=== Information given ===

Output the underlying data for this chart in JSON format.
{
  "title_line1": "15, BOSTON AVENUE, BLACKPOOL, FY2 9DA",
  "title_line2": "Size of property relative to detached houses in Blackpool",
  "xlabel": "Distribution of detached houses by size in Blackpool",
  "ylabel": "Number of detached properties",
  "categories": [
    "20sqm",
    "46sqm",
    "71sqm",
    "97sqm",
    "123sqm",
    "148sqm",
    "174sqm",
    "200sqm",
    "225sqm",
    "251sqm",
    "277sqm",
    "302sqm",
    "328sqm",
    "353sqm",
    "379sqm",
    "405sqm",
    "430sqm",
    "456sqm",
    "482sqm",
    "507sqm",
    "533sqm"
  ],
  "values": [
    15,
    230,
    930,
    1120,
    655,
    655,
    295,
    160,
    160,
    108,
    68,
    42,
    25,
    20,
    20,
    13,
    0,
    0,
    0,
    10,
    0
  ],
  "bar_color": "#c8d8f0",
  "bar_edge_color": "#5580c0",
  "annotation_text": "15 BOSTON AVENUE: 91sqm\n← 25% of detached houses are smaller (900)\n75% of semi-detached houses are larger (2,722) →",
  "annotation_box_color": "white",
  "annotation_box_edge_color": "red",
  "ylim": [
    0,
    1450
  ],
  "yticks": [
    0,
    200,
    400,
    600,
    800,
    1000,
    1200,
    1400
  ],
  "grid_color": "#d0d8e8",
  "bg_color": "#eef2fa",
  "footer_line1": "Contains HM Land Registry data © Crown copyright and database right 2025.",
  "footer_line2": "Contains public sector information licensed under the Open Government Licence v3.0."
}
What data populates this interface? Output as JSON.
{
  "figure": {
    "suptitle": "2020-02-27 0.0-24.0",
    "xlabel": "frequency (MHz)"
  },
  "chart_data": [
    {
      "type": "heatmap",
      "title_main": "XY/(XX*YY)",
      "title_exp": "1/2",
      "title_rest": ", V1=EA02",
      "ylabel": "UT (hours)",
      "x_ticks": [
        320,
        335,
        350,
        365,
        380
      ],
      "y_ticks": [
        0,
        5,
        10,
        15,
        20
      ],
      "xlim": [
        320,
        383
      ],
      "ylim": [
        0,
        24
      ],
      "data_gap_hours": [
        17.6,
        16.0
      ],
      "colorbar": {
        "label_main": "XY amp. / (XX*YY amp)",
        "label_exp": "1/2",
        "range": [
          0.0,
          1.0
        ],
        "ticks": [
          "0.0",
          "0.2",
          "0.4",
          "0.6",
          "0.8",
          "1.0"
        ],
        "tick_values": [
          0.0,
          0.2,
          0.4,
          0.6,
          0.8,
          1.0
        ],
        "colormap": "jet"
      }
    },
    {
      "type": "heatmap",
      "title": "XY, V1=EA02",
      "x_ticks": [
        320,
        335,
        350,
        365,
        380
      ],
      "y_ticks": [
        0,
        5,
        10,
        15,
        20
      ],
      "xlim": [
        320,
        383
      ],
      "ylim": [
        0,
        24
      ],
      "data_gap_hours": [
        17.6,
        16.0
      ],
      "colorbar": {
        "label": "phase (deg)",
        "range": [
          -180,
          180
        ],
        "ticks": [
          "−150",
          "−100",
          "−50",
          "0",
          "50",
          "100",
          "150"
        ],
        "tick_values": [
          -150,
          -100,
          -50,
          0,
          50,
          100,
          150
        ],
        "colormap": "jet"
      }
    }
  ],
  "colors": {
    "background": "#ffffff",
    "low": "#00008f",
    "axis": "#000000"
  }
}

===

To be done → Copy all lines from the listing that contain "Output".

Written solution →
Output the underlying data for this chart in JSON format.
What data populates this interface? Output as JSON.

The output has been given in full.